#### DIRECTION:
Work through the data line by line, gathering every line that has the word "اللغوية".

#### INPUT MATERIAL:
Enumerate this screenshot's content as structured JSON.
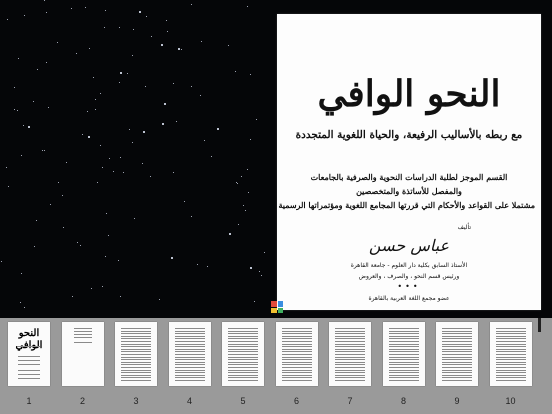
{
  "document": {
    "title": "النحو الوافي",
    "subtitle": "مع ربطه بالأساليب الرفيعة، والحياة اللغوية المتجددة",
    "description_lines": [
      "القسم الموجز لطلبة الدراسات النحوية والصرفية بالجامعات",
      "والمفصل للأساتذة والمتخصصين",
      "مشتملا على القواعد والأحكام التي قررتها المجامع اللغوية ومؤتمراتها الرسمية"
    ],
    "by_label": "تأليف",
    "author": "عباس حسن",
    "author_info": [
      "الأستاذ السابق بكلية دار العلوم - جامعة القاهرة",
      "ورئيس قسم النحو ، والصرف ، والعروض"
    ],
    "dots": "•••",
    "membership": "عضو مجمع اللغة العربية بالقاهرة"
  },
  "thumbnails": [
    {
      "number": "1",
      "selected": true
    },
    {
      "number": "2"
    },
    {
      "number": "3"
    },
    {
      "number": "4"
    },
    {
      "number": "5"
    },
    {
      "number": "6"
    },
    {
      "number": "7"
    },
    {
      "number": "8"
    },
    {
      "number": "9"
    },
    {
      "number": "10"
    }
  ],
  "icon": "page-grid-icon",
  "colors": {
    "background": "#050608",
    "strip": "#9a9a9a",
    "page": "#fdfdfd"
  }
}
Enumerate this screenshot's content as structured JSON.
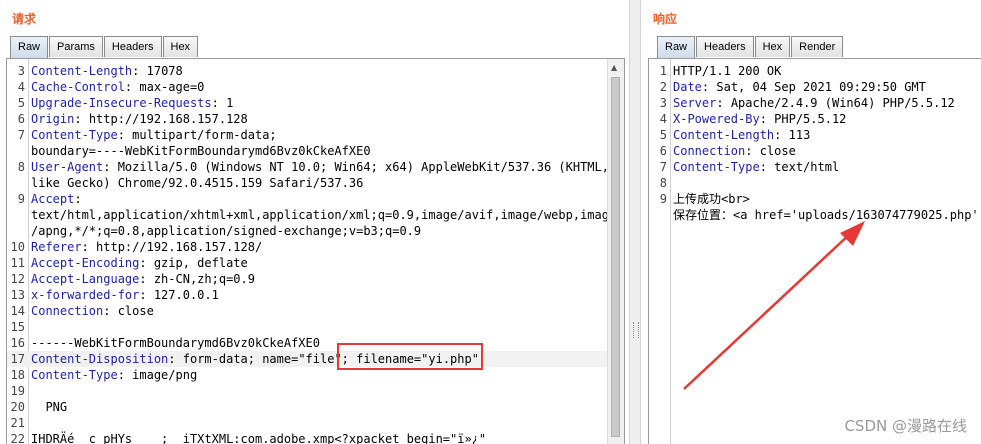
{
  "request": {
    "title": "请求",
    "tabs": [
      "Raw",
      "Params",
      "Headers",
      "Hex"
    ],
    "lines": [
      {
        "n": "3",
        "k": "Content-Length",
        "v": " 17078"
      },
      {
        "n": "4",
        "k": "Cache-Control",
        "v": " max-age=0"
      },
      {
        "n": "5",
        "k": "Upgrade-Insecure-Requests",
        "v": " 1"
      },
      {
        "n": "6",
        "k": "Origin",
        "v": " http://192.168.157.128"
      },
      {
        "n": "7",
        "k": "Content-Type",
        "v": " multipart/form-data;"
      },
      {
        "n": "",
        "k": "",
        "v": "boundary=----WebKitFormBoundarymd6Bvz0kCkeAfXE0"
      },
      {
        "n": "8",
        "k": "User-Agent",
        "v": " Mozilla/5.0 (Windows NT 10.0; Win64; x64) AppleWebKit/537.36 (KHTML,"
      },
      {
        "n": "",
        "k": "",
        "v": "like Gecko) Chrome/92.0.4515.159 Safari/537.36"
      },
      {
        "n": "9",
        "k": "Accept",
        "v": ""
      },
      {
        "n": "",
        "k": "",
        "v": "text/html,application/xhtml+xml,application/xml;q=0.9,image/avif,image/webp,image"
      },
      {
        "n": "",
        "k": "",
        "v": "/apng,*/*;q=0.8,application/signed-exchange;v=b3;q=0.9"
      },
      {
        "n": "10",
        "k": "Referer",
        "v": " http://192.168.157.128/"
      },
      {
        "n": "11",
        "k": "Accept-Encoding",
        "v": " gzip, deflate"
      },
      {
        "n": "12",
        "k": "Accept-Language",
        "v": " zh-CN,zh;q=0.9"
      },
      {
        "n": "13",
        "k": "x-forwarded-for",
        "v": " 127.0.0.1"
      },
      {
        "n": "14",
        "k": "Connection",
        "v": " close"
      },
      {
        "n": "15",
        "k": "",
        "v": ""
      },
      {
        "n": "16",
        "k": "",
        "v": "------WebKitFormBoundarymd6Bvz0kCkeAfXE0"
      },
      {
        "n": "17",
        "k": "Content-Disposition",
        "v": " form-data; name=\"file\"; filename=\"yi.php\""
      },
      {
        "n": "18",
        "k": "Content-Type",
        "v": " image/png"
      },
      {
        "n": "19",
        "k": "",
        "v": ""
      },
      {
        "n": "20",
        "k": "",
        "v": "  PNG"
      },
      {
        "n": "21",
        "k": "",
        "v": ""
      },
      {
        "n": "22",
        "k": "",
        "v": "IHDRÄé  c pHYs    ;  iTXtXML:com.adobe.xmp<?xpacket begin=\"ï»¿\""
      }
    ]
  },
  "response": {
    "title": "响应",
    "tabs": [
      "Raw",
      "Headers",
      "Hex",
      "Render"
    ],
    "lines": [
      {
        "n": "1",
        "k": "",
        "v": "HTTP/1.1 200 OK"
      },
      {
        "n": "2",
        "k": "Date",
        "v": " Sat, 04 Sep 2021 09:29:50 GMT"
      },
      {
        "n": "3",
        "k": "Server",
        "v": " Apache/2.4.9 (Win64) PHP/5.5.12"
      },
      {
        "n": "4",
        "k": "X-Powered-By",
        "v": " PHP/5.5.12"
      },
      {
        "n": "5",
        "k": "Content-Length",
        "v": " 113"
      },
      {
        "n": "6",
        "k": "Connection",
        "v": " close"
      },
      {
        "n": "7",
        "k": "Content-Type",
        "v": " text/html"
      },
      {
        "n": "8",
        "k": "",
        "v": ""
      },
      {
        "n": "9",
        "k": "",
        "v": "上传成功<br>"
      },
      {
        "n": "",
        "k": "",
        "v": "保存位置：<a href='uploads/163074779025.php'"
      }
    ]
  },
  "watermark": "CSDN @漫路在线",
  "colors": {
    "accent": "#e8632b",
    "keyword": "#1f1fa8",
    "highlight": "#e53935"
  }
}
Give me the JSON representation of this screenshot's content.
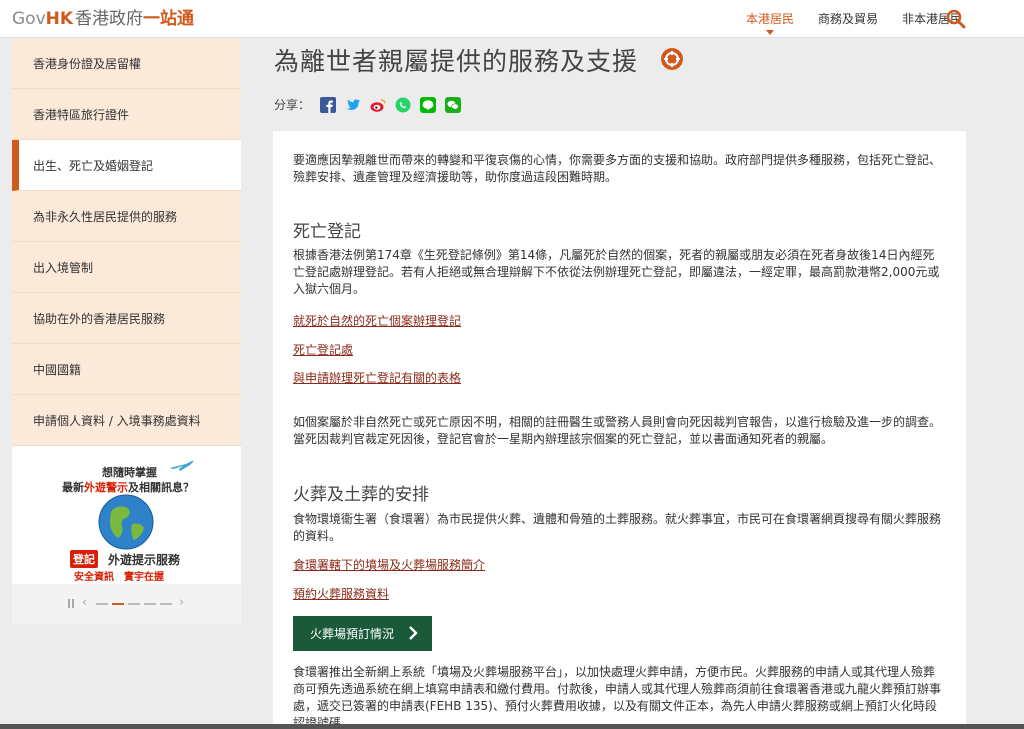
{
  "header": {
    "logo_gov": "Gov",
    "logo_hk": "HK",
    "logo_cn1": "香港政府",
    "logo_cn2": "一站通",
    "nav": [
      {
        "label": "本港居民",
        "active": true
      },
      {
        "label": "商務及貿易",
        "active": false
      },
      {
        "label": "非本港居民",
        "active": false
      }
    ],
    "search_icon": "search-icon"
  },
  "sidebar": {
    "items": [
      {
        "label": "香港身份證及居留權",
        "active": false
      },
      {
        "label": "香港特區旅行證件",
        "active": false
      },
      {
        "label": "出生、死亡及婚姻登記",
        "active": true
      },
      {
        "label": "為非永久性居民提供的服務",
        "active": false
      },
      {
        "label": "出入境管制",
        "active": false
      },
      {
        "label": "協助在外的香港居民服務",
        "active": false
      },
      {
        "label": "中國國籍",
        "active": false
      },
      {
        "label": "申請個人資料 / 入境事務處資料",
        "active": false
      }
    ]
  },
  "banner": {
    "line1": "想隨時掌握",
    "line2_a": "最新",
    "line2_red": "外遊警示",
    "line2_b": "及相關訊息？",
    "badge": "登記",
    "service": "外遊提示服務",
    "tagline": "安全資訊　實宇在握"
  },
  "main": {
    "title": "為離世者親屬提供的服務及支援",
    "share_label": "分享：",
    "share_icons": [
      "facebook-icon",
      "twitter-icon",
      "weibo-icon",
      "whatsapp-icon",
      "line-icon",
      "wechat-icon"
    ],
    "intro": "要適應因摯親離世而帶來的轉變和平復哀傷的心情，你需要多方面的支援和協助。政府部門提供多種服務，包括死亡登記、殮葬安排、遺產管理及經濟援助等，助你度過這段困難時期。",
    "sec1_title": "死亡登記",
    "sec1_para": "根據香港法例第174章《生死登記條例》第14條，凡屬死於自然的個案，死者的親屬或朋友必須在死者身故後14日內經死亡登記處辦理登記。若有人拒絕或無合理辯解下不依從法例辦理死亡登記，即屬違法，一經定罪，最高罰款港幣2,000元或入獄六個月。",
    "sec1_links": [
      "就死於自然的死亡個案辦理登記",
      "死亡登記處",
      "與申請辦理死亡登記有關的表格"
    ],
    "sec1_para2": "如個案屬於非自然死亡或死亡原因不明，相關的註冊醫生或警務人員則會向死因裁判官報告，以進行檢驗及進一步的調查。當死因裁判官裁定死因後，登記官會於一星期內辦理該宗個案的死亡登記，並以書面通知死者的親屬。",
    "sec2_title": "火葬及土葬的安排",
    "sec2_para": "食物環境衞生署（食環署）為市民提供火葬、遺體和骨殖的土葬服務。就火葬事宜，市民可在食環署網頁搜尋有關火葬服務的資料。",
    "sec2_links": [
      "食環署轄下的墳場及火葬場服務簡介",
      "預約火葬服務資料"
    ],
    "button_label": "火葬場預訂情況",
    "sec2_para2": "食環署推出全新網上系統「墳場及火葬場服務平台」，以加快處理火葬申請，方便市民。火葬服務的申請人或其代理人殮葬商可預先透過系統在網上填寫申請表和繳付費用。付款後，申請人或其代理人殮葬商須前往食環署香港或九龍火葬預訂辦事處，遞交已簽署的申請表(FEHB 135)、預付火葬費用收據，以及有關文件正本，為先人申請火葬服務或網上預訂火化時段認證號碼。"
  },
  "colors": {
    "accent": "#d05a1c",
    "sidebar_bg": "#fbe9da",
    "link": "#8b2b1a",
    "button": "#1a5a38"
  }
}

#### EXERCISE ANSWER:
    "subtitle": "مع ربطه بالأساليب الرفيعة، والحياة اللغوية المتجددة",
      "مشتملا على القواعد والأحكام التي قررتها المجامع اللغوية ومؤتمراتها الرسمية"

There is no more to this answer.